Look through the data below and return each line where "Bloomberg" appears.

— START OF The input —

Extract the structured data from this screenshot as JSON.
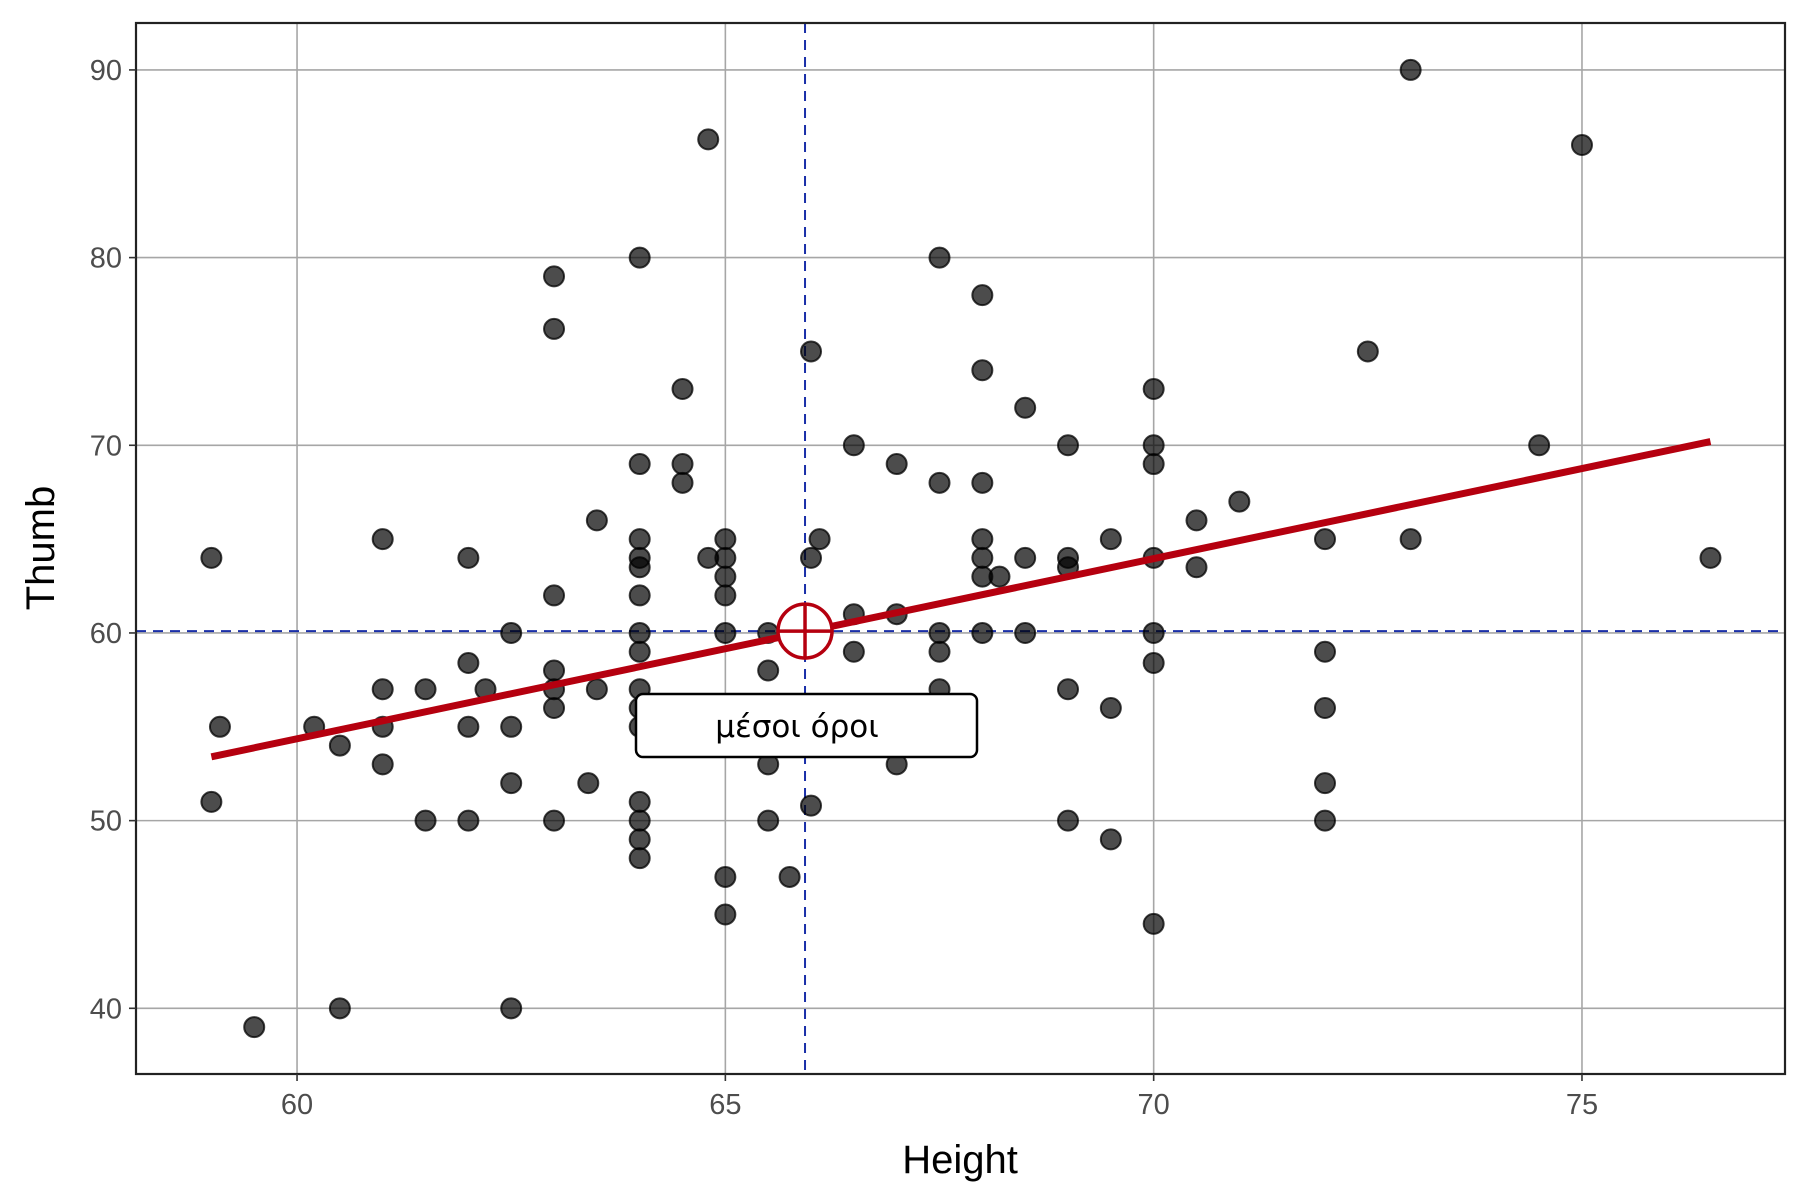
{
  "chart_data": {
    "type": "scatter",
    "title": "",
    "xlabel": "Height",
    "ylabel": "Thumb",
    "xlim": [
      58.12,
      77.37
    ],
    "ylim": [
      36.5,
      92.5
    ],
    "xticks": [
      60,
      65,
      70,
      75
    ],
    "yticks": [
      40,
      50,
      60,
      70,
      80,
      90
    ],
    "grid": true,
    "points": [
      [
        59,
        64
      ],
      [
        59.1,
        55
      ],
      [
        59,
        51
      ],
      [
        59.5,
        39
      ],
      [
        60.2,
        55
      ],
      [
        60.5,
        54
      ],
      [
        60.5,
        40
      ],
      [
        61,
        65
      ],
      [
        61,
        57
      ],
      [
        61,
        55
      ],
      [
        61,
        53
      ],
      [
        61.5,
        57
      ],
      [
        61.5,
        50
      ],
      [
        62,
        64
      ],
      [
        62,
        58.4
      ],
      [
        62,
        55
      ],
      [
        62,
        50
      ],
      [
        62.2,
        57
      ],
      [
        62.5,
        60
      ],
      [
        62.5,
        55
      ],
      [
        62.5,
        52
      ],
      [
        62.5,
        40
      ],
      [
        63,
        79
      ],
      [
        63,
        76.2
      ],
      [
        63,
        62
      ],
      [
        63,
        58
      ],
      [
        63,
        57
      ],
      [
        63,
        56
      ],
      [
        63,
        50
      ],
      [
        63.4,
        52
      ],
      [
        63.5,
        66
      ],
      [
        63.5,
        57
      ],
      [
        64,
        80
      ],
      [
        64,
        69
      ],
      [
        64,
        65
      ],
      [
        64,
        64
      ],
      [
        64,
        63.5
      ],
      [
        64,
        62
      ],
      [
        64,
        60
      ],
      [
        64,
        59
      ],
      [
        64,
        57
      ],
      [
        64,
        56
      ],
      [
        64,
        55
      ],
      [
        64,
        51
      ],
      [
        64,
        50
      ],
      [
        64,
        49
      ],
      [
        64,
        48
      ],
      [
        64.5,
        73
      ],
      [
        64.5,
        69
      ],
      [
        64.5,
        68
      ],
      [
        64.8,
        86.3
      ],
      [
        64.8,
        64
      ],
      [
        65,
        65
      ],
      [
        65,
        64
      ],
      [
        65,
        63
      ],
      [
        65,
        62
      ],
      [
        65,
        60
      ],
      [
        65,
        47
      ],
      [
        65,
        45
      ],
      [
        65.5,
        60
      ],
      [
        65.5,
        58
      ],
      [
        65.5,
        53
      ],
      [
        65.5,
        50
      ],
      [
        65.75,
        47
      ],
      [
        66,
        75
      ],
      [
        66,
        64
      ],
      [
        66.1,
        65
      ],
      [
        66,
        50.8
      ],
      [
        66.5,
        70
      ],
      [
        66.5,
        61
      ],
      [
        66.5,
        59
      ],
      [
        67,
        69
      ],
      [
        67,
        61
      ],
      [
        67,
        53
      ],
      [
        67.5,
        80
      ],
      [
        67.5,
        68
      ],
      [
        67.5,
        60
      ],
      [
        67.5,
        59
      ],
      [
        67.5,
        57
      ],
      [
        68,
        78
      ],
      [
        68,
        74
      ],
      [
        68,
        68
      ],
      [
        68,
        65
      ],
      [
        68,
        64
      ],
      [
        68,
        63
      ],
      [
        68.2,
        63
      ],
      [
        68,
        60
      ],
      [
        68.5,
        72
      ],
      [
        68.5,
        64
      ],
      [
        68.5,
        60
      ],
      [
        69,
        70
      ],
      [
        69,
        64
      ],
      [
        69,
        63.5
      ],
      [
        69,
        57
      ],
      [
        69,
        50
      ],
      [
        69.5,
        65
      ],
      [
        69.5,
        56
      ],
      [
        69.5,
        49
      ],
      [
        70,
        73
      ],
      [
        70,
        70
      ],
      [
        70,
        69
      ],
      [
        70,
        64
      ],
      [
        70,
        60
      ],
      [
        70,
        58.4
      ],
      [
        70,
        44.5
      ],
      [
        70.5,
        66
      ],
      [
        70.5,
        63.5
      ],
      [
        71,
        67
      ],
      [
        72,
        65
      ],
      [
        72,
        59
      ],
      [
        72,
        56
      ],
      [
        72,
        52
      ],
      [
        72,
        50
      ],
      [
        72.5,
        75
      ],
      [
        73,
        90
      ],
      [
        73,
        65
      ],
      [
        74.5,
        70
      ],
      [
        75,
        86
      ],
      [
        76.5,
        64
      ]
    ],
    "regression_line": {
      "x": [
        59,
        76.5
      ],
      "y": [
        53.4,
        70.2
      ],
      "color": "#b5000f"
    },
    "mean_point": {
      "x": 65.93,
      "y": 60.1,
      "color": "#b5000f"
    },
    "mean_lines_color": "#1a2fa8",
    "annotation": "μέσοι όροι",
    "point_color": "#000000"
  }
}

— END OF The input —
— START OF The input —

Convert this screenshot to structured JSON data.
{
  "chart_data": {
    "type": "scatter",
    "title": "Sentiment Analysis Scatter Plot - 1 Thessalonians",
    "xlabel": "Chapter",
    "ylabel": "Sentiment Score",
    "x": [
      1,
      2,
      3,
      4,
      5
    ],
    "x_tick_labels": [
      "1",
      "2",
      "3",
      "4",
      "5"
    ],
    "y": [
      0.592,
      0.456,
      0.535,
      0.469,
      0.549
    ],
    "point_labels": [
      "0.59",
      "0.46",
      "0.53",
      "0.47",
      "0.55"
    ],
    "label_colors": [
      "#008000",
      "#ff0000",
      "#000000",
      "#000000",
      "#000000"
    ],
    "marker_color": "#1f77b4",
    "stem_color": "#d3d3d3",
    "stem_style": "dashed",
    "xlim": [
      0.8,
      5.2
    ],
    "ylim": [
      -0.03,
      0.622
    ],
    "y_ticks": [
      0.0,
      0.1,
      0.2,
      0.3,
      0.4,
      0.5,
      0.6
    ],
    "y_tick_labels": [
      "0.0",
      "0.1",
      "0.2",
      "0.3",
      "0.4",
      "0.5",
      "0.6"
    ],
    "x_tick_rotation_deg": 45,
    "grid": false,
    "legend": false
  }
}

— END OF The input —
— START OF The input —

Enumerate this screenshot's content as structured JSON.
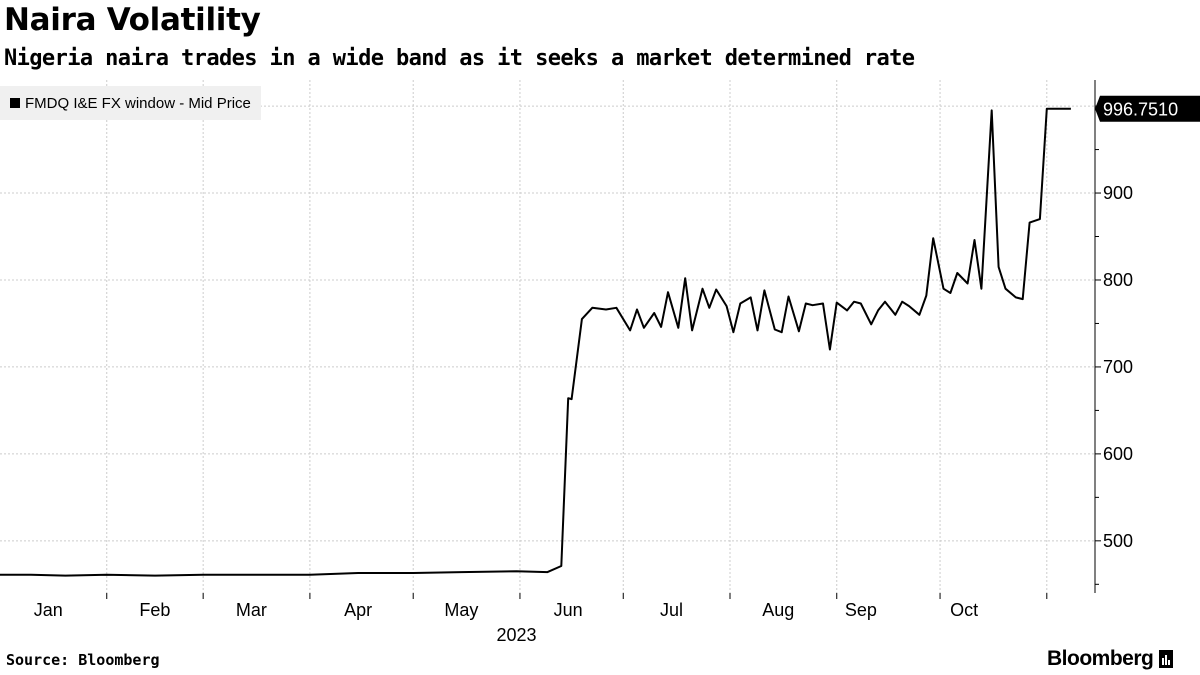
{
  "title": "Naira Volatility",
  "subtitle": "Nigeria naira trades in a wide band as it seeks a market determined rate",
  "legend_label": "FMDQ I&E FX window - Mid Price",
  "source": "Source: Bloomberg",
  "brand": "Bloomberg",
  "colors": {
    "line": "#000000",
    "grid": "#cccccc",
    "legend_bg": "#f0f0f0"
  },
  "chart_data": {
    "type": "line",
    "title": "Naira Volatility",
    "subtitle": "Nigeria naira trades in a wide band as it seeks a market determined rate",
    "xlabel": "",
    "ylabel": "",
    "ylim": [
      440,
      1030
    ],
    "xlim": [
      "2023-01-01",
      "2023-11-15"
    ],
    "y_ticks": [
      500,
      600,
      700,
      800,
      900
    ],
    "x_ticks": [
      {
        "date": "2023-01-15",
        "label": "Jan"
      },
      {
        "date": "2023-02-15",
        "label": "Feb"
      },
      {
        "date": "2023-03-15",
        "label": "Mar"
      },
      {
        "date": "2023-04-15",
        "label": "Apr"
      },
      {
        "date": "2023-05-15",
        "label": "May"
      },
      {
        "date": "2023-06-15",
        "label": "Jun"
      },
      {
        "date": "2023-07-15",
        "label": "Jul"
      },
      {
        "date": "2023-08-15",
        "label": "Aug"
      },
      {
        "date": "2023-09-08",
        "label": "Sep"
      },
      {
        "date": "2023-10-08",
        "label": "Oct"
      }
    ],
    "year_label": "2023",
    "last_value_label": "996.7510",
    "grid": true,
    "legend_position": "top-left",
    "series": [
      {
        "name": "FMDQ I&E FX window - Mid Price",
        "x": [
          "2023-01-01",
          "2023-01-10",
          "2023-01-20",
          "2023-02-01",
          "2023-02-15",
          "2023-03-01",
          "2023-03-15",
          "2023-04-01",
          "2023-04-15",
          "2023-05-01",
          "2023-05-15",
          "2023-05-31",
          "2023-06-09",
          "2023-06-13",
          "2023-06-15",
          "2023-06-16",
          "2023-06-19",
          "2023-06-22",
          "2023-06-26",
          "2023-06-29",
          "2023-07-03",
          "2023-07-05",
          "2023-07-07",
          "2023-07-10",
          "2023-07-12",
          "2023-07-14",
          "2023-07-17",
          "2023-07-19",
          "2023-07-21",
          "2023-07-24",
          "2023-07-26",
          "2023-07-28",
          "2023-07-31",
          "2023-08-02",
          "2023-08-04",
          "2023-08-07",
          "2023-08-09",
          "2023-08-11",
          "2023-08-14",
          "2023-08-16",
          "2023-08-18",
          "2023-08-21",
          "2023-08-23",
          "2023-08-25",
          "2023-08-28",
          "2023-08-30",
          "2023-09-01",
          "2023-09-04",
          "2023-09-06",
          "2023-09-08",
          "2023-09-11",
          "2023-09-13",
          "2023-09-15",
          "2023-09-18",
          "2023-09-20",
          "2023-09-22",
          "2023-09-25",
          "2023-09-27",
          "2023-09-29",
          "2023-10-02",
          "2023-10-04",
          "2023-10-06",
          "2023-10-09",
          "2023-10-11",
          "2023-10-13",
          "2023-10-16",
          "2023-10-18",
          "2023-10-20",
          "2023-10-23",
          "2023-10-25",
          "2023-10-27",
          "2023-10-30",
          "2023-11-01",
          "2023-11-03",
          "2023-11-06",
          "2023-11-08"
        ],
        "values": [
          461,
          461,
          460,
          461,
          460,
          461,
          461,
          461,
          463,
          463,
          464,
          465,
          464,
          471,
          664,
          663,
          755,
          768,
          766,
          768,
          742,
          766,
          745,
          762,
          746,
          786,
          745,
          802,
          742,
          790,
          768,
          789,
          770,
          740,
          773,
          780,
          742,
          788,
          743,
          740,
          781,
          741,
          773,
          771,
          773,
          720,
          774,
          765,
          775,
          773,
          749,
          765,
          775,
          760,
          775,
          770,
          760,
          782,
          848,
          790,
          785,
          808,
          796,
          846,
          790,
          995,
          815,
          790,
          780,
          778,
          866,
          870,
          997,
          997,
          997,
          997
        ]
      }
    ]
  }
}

— END OF The input —

• **Exercise answer**
  "source": "Source: Bloomberg",
  "brand": "Bloomberg",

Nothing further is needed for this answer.